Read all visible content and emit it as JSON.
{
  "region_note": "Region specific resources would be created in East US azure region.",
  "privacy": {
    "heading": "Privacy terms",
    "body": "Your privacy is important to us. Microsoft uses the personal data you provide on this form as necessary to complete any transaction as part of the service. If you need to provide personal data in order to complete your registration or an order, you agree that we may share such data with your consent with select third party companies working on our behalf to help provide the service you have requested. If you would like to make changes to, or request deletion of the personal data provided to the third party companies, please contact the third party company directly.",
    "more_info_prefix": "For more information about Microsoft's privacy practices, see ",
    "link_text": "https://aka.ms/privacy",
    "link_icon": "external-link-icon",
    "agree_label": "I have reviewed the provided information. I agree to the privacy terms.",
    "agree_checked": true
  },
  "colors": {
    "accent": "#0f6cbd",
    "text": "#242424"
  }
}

_ _ _ _ _

- EXERCISE
Reproduce the records in full, exactly as written.

- TASK RESPONSE
Read all visible content and emit it as JSON.
{
  "region_note": "Region specific resources would be created in East US azure region.",
  "privacy": {
    "heading": "Privacy terms",
    "body": "Your privacy is important to us. Microsoft uses the personal data you provide on this form as necessary to complete any transaction as part of the service. If you need to provide personal data in order to complete your registration or an order, you agree that we may share such data with your consent with select third party companies working on our behalf to help provide the service you have requested. If you would like to make changes to, or request deletion of the personal data provided to the third party companies, please contact the third party company directly.",
    "more_info_prefix": "For more information about Microsoft's privacy practices, see ",
    "link_text": "https://aka.ms/privacy",
    "link_icon": "external-link-icon",
    "agree_label": "I have reviewed the provided information. I agree to the privacy terms.",
    "agree_checked": true
  },
  "colors": {
    "accent": "#0f6cbd",
    "text": "#242424"
  }
}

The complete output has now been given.